**SELECTED EXTRACT:**

++++

Posted by panmankey on March 3, 2011 at 6:41 PM
I'm not much of a modern blues fan.  I grew up loving Led Zeppelin, and since then I've been a devotee of British Blues, but not so much the American version.  There is an exception to that though, I love the old, real, Mississippi Delta Blues.  Those blues aren't played through a Les Paul either, or an amp for that matter, I like the old muddy acoustic guitar and a scraggly voice blues of Robert Johnson and Leadbelly.  Songs that are only a few yards removed from field hollers and spirituals.
 
Of course the blues are a lot farther from field hollers than most of us think.  Like anything else, the blues were 50% organic inspiration and 50% commercial calculation.  The earliest "blues" artists were professional musicians like W.C. Handy and Ma Rainey, and while they might have been inspired by something that preceded them, they infused the blues with an early commercial sensibility.
 
It's easy to cloud your mind when talking about the blues with visions of dirty juke-joints, bluesmen hitch-hiking across the country, and scorned women in every town, but young men didn't become involved in the blues to live a life of poverty.  Guys started playing the blues in the 1920's for women, money, and fame, the same reason people become rock stars now.  No one dreamed about becoming a poor blues singer.

++++

**SHORT TASK 1:** According to the blues post, why did young men start playing the blues in the 1920's?
**SHORT TASK 2:** Carry on the blues post from its final sentence.

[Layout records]
++++

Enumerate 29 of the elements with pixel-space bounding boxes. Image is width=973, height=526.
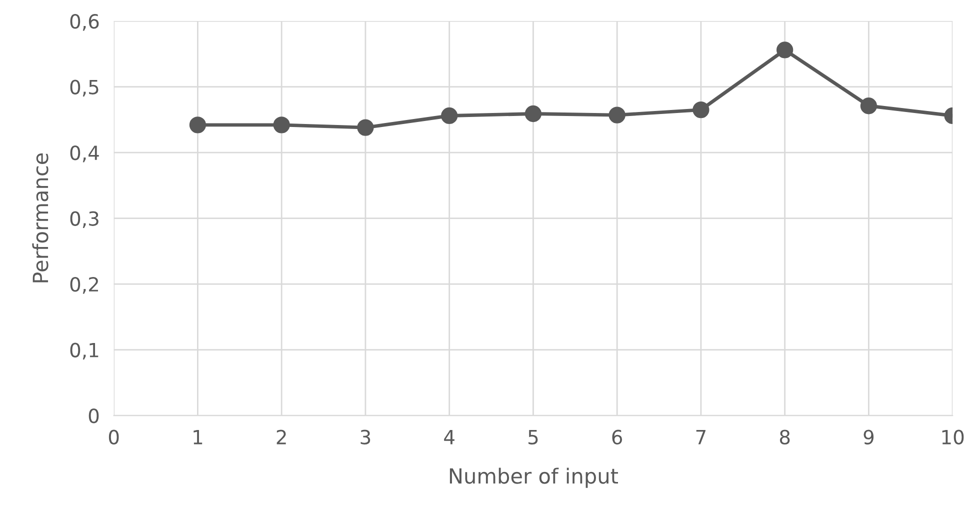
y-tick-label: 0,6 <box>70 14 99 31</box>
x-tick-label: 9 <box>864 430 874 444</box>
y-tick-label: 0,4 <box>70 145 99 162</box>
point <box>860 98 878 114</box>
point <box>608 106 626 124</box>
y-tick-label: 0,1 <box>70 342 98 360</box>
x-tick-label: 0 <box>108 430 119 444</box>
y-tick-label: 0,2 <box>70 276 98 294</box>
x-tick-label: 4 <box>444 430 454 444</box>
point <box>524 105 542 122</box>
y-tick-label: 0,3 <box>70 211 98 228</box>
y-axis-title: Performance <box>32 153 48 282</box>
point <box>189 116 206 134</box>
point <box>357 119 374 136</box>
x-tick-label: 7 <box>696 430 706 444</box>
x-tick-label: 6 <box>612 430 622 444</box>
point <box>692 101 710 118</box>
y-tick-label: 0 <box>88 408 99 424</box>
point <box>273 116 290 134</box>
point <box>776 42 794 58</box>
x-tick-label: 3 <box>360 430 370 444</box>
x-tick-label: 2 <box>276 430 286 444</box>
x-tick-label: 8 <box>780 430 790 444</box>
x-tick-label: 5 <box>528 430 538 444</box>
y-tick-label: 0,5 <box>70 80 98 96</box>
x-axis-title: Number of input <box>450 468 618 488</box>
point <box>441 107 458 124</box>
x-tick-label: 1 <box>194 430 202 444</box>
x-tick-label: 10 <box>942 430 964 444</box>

++++

**RIGHT ANSWER 1:** For women, money, and fame.

**RIGHT ANSWER 2:**
That's why men went down to the crossroads to get their guitars tuned.  You went down there about midnight to see the big black man (or sometimes dog), and that's where you learned to play the blues.  Today those journeys to the crossroads are all about "selling your soul to the Devil," but the petitioners at the crossroads never called the figure they met there the Satan or Lucifer, and only rarely the devil, and that was probably due to the influence of the white man more than anything else.  Sure, sometimes they sacrificed a chicken or three (and sometimes a blind rooster, yes the rooster had to be blind), but all kinds of cultures practice animal sacrifice.  It's not as rare as we think.
 
Some of you are thinking, "Mankey, you're nuts, there was nobody at the crossroads," but there are a lot of people who claimed to see something on those Mississippi nights.  As someone who believes in the truth of spiritual experience (regardless of faith), I can't dismiss those claims out of hand.  It's likely that something happened to them to make them think they saw something.  Perhaps they had an out of body experience, or a visitation of "power" or "energy" that felt like the presence of a deity or a powerful conjurer?  In some ways the "truth" of an encounter matters far less than the "belief" in an encounter.  If someone felt they had an experience at a crossroads, maybe it provided the encouragement and self-confidence to really play that guitar and put some conviction in that voice.
 
The crossroads myth was certainly not an invention of the early 20th Century, it has roots in Africa going back for centuries, possibly before the time of Christ.  Africa has a long tradition of crossroads deities, gods like Egba and Eshu who open the way for new possibilities and teach wisdom.  As African Religion changed and morphed in the New World, it's not surprising that details were forgotten.  Religion becomes superstition, superstition finds new life as magic, and an almost forgotten secret becomes reinvented into something that becomes useful again.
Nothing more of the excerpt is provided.